Gather every line from the entries below that includes "into".

[begin Material provided]

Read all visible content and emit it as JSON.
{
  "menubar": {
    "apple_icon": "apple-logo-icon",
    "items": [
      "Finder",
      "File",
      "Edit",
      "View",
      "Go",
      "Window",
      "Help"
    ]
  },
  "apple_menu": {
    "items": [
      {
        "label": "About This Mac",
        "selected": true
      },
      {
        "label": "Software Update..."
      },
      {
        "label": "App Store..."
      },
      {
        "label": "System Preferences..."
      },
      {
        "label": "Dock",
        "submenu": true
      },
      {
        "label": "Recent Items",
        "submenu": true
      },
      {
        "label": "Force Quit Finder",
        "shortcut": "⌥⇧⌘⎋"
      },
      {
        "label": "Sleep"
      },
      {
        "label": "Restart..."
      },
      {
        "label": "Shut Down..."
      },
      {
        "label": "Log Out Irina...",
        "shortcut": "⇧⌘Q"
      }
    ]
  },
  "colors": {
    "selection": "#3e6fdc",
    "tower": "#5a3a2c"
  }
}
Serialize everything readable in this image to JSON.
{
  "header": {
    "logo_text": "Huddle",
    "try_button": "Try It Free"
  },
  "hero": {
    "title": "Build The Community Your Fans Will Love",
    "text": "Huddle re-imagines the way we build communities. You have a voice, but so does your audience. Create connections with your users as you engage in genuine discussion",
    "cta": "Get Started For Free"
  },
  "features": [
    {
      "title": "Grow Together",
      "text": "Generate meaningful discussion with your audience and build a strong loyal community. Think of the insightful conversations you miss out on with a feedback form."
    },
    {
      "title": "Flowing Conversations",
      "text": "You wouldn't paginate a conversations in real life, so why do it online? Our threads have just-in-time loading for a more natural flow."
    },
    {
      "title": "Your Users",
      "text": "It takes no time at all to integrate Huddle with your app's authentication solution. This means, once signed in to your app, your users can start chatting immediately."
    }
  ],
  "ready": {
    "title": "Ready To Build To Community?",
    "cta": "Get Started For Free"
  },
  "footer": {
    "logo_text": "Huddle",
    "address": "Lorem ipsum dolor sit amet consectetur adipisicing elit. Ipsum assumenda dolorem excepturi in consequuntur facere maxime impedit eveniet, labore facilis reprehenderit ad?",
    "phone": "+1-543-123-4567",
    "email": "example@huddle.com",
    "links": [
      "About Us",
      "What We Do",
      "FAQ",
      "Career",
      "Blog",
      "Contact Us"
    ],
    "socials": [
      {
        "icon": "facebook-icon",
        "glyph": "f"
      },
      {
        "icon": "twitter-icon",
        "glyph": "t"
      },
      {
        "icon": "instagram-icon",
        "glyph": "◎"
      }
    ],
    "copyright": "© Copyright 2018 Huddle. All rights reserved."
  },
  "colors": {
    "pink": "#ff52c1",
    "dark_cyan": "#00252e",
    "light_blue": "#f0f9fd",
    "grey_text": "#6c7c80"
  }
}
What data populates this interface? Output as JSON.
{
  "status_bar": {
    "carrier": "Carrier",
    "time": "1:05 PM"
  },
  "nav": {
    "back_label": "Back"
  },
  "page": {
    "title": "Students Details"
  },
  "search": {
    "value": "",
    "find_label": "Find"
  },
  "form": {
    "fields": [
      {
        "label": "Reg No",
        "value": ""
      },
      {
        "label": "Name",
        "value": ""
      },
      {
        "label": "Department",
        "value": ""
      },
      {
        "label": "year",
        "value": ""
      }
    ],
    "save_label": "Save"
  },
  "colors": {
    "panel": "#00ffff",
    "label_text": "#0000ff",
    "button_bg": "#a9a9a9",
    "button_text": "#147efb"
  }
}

[end Material provided]
[begin Material provided]

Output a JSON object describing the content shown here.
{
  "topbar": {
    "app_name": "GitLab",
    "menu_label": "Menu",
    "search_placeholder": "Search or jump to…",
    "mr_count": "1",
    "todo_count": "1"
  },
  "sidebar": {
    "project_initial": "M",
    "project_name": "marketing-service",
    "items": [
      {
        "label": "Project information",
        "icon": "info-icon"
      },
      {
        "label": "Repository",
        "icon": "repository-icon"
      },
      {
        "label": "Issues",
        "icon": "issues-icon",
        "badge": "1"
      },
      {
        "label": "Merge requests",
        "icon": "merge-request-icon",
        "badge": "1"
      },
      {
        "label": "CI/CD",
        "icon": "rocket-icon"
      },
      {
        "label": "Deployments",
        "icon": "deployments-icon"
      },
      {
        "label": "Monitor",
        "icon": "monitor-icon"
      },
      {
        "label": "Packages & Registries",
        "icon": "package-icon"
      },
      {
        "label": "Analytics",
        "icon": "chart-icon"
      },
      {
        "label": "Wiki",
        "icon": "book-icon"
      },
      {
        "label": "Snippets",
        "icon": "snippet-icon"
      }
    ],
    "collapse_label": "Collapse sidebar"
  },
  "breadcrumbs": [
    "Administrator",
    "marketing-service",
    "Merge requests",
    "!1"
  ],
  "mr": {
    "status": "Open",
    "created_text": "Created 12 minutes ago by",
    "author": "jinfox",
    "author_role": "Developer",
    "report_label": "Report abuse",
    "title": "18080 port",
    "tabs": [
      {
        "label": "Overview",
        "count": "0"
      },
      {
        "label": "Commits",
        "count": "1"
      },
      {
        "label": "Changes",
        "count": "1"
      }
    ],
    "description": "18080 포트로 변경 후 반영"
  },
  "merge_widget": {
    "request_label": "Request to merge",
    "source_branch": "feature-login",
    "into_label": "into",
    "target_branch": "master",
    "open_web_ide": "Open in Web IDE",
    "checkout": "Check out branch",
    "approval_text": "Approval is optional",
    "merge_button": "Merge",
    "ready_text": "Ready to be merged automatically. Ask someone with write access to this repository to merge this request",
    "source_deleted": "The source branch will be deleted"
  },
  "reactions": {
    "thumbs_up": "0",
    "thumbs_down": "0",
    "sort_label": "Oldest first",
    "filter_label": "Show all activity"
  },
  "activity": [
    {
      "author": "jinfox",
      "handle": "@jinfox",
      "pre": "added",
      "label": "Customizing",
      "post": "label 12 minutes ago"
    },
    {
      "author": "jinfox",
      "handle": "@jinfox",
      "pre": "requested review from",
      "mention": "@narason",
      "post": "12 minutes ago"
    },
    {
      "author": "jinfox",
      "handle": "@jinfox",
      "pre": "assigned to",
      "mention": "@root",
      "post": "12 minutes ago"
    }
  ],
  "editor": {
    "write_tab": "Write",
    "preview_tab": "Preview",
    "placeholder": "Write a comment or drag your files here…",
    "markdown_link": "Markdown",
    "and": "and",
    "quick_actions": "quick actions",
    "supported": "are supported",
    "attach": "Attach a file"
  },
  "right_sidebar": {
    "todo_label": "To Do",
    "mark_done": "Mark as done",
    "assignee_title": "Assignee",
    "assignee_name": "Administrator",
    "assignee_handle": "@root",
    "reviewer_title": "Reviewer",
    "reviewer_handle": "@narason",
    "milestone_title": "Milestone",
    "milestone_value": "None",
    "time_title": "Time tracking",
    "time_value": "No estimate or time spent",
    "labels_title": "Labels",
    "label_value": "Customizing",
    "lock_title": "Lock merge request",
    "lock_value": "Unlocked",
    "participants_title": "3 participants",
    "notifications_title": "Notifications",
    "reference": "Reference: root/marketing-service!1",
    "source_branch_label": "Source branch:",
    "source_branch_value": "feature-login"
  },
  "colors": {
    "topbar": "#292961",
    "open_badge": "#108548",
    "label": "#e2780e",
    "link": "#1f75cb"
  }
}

[end Material provided]
[begin Material provided]

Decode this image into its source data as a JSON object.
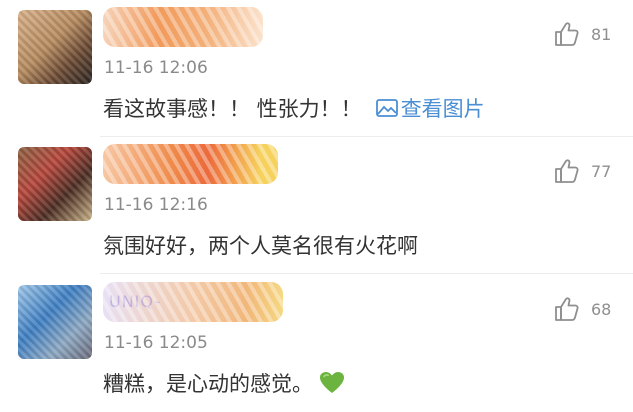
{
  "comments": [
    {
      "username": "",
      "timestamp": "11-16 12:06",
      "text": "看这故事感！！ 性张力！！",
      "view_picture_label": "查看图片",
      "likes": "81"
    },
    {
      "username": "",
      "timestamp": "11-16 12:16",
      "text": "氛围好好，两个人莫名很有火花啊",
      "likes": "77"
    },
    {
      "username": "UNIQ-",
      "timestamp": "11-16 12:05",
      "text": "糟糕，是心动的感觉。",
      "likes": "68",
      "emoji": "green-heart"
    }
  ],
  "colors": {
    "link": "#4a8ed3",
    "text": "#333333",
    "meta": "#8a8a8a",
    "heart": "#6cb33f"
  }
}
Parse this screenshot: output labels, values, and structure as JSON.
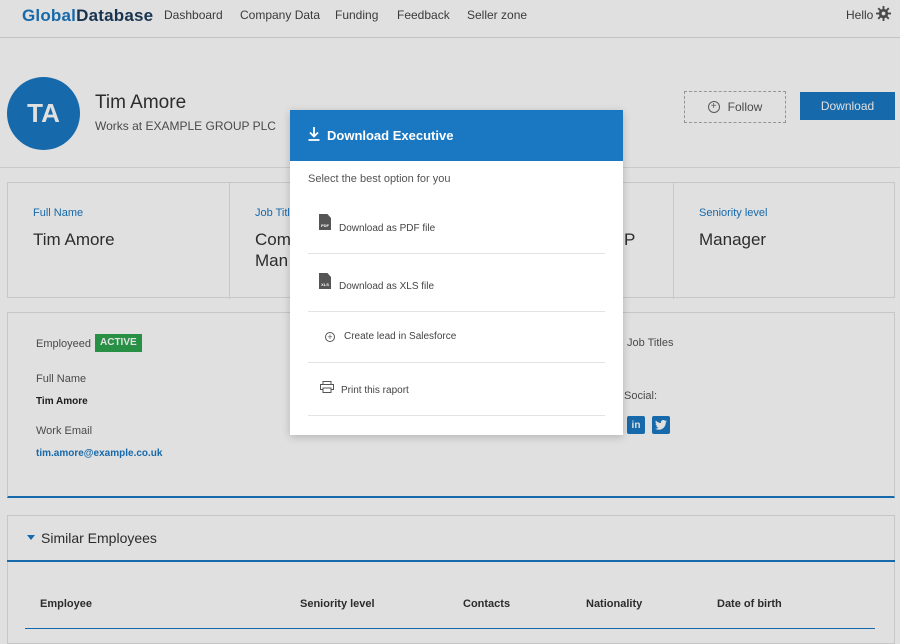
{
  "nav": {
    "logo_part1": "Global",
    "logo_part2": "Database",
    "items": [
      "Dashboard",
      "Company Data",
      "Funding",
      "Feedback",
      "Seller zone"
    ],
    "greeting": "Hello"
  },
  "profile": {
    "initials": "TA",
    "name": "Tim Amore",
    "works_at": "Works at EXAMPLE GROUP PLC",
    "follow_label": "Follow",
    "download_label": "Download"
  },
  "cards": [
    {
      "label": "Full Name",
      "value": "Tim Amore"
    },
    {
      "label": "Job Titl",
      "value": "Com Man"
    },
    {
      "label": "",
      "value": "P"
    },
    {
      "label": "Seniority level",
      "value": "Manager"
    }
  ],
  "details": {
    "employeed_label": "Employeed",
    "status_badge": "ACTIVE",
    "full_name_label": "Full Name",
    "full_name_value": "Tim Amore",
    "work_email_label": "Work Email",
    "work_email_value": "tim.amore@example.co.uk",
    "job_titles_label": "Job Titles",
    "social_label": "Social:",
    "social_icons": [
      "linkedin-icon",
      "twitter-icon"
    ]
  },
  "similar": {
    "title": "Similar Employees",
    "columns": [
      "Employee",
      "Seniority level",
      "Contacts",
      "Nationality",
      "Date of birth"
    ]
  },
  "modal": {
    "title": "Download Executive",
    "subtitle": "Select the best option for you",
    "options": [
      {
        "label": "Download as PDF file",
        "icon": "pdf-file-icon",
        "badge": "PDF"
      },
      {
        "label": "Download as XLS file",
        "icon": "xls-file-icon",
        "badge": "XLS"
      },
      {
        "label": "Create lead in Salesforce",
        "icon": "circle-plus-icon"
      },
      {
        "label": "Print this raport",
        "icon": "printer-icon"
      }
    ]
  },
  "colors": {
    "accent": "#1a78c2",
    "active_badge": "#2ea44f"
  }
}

[end Material provided]

Completed task
    "into_label": "into",
Decode this image into its source data as a JSON object.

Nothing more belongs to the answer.